- **TASK DETAILS**
Quote every entry word for word.

- **EXERCISE INPUT**
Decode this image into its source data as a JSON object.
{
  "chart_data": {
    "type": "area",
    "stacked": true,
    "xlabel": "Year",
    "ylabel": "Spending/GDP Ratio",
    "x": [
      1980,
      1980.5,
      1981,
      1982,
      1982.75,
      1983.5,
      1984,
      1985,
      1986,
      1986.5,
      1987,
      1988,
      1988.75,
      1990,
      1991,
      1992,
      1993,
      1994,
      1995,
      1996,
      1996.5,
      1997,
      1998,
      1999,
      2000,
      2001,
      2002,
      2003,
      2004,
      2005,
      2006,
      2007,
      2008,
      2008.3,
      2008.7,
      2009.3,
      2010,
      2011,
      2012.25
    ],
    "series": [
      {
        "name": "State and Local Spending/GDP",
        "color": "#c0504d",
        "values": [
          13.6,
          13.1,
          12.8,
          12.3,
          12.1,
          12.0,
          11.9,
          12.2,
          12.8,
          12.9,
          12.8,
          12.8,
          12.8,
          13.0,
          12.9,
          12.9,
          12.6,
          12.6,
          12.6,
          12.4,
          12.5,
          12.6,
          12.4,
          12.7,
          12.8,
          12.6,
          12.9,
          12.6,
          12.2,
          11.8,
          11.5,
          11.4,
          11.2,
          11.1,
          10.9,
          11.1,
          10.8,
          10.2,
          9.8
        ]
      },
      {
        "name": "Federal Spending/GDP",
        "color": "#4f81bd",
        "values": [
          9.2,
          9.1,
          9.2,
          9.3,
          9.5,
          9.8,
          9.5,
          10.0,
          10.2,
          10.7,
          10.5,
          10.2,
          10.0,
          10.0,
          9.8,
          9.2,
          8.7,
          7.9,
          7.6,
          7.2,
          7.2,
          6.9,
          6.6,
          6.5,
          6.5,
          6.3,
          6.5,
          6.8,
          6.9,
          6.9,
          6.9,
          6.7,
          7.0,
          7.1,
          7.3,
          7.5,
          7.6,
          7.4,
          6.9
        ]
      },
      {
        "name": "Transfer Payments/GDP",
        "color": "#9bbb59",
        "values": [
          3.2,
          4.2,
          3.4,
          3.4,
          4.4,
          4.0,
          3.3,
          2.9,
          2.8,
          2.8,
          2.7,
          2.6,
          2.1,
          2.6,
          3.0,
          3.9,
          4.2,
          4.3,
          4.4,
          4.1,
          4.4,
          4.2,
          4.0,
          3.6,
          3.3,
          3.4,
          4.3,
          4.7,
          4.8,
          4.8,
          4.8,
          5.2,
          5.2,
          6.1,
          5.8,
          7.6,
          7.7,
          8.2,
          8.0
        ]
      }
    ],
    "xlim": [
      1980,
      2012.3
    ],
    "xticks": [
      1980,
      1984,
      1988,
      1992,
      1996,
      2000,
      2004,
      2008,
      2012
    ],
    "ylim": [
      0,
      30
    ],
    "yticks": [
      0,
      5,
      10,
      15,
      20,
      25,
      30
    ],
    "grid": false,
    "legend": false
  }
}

- **OUTPUT BELOW**
Decode this image into its source data as a JSON object.
{
  "chart_data": {
    "type": "area",
    "stacked": true,
    "xlabel": "Year",
    "ylabel": "Spending/GDP Ratio",
    "x": [
      1980,
      1980.5,
      1981,
      1982,
      1982.75,
      1983.5,
      1984,
      1985,
      1986,
      1986.5,
      1987,
      1988,
      1988.75,
      1990,
      1991,
      1992,
      1993,
      1994,
      1995,
      1996,
      1996.5,
      1997,
      1998,
      1999,
      2000,
      2001,
      2002,
      2003,
      2004,
      2005,
      2006,
      2007,
      2008,
      2008.3,
      2008.7,
      2009.3,
      2010,
      2011,
      2012.25
    ],
    "series": [
      {
        "name": "State and Local Spending/GDP",
        "color": "#c0504d",
        "values": [
          13.6,
          13.1,
          12.8,
          12.3,
          12.1,
          12.0,
          11.9,
          12.2,
          12.8,
          12.9,
          12.8,
          12.8,
          12.8,
          13.0,
          12.9,
          12.9,
          12.6,
          12.6,
          12.6,
          12.4,
          12.5,
          12.6,
          12.4,
          12.7,
          12.8,
          12.6,
          12.9,
          12.6,
          12.2,
          11.8,
          11.5,
          11.4,
          11.2,
          11.1,
          10.9,
          11.1,
          10.8,
          10.2,
          9.8
        ]
      },
      {
        "name": "Federal Spending/GDP",
        "color": "#4f81bd",
        "values": [
          9.2,
          9.1,
          9.2,
          9.3,
          9.5,
          9.8,
          9.5,
          10.0,
          10.2,
          10.7,
          10.5,
          10.2,
          10.0,
          10.0,
          9.8,
          9.2,
          8.7,
          7.9,
          7.6,
          7.2,
          7.2,
          6.9,
          6.6,
          6.5,
          6.5,
          6.3,
          6.5,
          6.8,
          6.9,
          6.9,
          6.9,
          6.7,
          7.0,
          7.1,
          7.3,
          7.5,
          7.6,
          7.4,
          6.9
        ]
      },
      {
        "name": "Transfer Payments/GDP",
        "color": "#9bbb59",
        "values": [
          3.2,
          4.2,
          3.4,
          3.4,
          4.4,
          4.0,
          3.3,
          2.9,
          2.8,
          2.8,
          2.7,
          2.6,
          2.1,
          2.6,
          3.0,
          3.9,
          4.2,
          4.3,
          4.4,
          4.1,
          4.4,
          4.2,
          4.0,
          3.6,
          3.3,
          3.4,
          4.3,
          4.7,
          4.8,
          4.8,
          4.8,
          5.2,
          5.2,
          6.1,
          5.8,
          7.6,
          7.7,
          8.2,
          8.0
        ]
      }
    ],
    "xlim": [
      1980,
      2012.3
    ],
    "xticks": [
      1980,
      1984,
      1988,
      1992,
      1996,
      2000,
      2004,
      2008,
      2012
    ],
    "ylim": [
      0,
      30
    ],
    "yticks": [
      0,
      5,
      10,
      15,
      20,
      25,
      30
    ],
    "grid": false,
    "legend": false
  }
}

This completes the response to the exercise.